* _TASK OBJECTIVE_
Out of the lines below, please list those that hold the string "background".

* _EXERCISE MATERIAL_
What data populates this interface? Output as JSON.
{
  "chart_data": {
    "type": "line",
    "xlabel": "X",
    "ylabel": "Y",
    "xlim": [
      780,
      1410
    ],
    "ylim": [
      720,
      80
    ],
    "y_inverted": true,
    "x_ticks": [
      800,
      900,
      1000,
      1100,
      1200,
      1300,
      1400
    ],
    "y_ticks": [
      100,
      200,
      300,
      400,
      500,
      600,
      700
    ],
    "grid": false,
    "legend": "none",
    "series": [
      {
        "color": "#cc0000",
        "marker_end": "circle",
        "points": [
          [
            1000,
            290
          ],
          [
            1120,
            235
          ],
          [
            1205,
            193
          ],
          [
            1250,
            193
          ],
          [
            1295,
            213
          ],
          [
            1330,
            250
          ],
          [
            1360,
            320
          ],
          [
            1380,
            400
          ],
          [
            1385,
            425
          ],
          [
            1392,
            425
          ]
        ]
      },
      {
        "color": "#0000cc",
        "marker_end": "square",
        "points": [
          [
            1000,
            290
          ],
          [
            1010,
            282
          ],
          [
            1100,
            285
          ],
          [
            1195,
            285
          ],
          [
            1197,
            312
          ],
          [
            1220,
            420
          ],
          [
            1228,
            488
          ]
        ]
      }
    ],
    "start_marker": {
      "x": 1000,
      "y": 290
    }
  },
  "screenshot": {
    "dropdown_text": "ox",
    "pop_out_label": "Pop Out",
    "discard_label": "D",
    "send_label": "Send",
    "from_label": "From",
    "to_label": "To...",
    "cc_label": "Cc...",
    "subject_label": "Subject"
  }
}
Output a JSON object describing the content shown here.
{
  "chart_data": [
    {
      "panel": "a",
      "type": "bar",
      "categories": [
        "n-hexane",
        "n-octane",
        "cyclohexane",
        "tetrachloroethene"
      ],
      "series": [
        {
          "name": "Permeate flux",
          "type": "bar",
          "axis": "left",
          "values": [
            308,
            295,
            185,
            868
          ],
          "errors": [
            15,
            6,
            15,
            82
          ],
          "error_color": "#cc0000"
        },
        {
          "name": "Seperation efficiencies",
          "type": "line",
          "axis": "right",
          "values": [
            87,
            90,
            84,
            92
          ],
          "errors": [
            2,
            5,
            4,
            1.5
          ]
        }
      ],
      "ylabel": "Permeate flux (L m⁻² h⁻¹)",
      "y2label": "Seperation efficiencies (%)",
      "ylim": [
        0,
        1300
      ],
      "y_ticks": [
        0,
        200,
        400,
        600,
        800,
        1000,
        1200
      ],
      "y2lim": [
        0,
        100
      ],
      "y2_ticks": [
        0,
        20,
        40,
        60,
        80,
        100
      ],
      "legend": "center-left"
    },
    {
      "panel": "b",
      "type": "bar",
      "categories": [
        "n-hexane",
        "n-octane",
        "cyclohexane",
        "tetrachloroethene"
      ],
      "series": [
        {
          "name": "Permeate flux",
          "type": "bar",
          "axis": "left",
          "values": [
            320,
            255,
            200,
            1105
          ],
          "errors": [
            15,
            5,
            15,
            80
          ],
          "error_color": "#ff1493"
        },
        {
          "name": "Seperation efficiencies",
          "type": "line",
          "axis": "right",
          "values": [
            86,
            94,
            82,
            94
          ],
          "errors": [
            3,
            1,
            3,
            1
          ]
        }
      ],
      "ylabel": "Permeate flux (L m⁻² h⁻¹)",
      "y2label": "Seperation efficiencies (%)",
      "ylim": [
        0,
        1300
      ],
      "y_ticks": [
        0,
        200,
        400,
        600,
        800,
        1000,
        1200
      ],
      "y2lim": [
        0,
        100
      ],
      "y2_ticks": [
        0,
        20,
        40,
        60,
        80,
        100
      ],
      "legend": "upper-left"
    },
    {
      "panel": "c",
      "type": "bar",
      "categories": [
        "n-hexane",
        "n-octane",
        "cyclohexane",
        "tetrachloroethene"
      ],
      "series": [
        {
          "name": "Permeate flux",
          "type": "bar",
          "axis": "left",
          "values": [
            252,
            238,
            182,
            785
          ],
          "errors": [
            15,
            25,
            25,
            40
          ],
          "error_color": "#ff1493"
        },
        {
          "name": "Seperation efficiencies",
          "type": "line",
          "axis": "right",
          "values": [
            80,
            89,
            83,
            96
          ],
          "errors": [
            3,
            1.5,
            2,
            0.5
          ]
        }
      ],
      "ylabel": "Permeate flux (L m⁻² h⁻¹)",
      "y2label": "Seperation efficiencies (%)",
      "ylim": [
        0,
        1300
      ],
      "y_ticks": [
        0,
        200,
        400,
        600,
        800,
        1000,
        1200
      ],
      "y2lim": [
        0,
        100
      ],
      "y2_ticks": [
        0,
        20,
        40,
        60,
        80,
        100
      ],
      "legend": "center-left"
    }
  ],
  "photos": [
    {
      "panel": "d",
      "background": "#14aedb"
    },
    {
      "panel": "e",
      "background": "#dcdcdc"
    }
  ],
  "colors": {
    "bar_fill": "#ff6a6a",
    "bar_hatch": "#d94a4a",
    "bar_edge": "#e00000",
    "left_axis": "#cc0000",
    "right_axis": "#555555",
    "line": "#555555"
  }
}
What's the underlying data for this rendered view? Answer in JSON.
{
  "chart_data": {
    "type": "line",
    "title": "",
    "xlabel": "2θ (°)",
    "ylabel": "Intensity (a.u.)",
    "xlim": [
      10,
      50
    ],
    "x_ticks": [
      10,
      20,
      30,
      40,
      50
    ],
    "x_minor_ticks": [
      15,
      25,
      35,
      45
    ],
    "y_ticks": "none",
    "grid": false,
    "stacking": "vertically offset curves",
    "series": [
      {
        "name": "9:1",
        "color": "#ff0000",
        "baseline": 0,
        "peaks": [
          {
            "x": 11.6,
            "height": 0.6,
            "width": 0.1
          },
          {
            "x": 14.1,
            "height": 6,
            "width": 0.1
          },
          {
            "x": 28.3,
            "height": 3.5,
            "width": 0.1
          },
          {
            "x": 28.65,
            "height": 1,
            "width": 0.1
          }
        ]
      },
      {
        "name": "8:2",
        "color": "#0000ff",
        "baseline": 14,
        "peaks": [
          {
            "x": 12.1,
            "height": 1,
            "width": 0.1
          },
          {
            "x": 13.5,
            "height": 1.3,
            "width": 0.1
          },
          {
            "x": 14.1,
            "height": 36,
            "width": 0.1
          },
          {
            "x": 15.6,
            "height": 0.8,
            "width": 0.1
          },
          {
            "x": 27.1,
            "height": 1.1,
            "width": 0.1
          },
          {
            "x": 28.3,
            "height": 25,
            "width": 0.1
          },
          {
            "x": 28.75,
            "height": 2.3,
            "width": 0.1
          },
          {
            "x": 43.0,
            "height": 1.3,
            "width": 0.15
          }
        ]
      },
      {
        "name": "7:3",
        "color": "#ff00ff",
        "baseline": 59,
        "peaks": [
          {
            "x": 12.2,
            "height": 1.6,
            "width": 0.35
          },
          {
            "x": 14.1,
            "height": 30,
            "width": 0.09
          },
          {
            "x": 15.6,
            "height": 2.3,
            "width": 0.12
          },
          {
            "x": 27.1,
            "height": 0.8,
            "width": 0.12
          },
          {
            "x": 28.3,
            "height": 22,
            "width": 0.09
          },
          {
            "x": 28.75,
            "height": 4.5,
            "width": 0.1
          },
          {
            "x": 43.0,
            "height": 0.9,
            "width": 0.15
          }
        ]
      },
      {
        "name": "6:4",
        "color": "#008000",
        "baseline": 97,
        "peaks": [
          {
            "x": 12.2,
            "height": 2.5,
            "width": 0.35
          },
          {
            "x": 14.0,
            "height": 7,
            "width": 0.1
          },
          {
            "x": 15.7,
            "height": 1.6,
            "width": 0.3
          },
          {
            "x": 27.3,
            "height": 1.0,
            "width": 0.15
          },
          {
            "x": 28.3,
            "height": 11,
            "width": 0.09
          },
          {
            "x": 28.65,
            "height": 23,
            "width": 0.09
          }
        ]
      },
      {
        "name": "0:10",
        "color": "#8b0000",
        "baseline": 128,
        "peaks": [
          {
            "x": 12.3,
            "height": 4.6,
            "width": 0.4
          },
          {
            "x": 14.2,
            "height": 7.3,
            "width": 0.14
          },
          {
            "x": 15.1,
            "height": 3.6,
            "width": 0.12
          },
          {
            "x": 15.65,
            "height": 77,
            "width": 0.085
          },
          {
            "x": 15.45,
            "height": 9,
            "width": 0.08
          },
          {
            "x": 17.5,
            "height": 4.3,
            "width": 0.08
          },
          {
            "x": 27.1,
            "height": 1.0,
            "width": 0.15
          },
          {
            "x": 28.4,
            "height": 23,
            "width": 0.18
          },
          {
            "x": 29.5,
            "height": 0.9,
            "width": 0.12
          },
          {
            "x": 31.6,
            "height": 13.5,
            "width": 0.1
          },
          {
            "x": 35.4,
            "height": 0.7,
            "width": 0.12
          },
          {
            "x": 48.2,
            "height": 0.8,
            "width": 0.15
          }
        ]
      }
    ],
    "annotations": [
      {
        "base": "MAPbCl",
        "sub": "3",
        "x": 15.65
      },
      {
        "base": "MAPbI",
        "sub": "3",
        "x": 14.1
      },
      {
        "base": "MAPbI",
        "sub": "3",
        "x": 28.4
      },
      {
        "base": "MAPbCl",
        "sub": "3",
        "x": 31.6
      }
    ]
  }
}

* _EXERCISE OUTPUT_
      "background": "#14aedb"
      "background": "#dcdcdc"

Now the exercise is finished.